*KURZE AUFGABE 1*: Wie viele öffentliche Krematorien gibt es laut dem Lesetext über das Schweinfurter Krematorium in Bayern?

*LESETEXT*:
■ ■ ■ ■ ■ ■ ■

Die letzte Dienstleistung - Einblicke ins Schweinfurter Krematorium
Autor: Matthias Litzlfelder
Schweinfurt, Mittwoch, 22. April 2015
Immer mehr Menschen lassen sich nach dem Tod verbrennen. Einer der Orte dafür in Franken ist das Krematorium der Stadt Schweinfurt. Hier arbeitet Jürgen Matl. Sein Beruf ist mitunter äußerst schweißtreibend.
Kalt ist es an diesem von Schauern durchsetzten Frühlingstag. Am städtischen Friedhof in Schweinfurt wartet eine kleine Schar auf die nächste Trauerfeier mit Beisetzung. Eine Erdbestattung wird es sein. Hinter den Mauern der Aussegnungshalle, im direkt angrenzenden Gebäude, bringt derweil Jürgen Matl einen hölzernen Sarg in Stellung. "11.40" ist mit weißer Kreide darauf vermerkt. "Das war die Sterbezeit", erklärt er. Matl steht im Obergeschoss vor einem Gasofen. Zwei baugleiche Modelle sind hier installiert, direkt nebeneinander. Der 43-Jährige ist an diesem Tag für die Einäscherung angelieferter Särge zuständig. Bestatter im Umkreis von rund 50 Kilometern haben sie nach Schweinfurt gebracht. Schweinfurt besitzt eines von elf öffentlichen Krematorien in Bayern. Daneben gibt es im Freistaat eine Handvoll privater Unternehmen.
"Es gibt keine Wartezeiten"

■ ■ ■ ■ ■ ■ ■

*GEGEBENE DATEN*:

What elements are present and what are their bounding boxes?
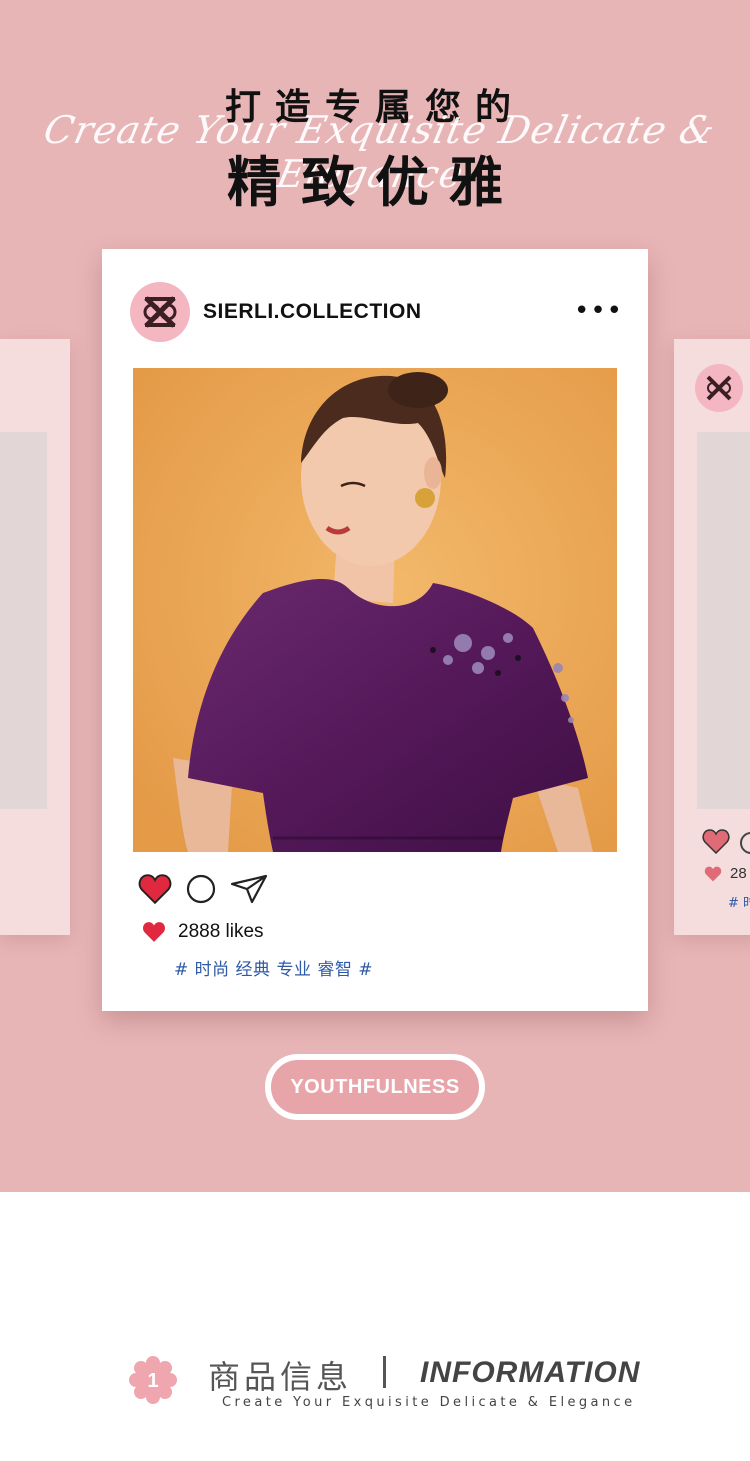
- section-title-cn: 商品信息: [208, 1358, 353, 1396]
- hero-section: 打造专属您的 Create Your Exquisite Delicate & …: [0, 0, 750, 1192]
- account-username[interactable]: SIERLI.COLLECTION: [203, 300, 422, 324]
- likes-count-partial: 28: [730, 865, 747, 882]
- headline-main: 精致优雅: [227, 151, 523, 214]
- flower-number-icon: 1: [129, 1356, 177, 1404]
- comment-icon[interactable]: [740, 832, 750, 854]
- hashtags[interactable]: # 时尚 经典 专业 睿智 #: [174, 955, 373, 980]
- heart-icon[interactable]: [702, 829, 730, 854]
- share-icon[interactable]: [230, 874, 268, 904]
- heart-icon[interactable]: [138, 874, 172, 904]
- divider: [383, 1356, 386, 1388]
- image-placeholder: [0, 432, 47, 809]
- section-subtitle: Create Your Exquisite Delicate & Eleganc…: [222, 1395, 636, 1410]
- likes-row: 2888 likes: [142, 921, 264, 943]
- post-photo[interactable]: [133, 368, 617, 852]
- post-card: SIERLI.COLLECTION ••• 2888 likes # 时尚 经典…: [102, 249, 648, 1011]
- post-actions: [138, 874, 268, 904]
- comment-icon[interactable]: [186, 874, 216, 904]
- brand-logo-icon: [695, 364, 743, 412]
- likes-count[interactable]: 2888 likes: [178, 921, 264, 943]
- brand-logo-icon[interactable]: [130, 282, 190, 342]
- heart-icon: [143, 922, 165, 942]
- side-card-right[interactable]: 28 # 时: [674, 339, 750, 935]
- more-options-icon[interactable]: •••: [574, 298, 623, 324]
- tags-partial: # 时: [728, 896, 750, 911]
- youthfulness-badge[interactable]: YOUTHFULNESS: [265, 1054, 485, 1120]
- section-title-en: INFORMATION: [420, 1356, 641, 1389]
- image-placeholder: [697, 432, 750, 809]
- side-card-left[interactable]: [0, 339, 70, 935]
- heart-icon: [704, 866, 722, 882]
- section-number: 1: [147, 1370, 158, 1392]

■ ■ ■ ■ ■ ■ ■

*KURZE AUFGABE 2*: Übertragen Sie aus den Datensätzen die Zeilen von der Zeile mit „- section-title-cn: 商品信息: [208, 1358, 353, 1396]“ bis einschließlich der Zeile mit „- headline-main: 精致优雅: [227, 151, 523, 214]“ unverändert.

*SCHRIFTLICHE LÖSUNG 1*: In Bayern gibt es elf öffentliche Krematorien.

*SCHRIFTLICHE LÖSUNG 2*:
- section-title-cn: 商品信息: [208, 1358, 353, 1396]
- hero-section: 打造专属您的 Create Your Exquisite Delicate & …: [0, 0, 750, 1192]
- account-username[interactable]: SIERLI.COLLECTION: [203, 300, 422, 324]
- likes-count-partial: 28: [730, 865, 747, 882]
- headline-main: 精致优雅: [227, 151, 523, 214]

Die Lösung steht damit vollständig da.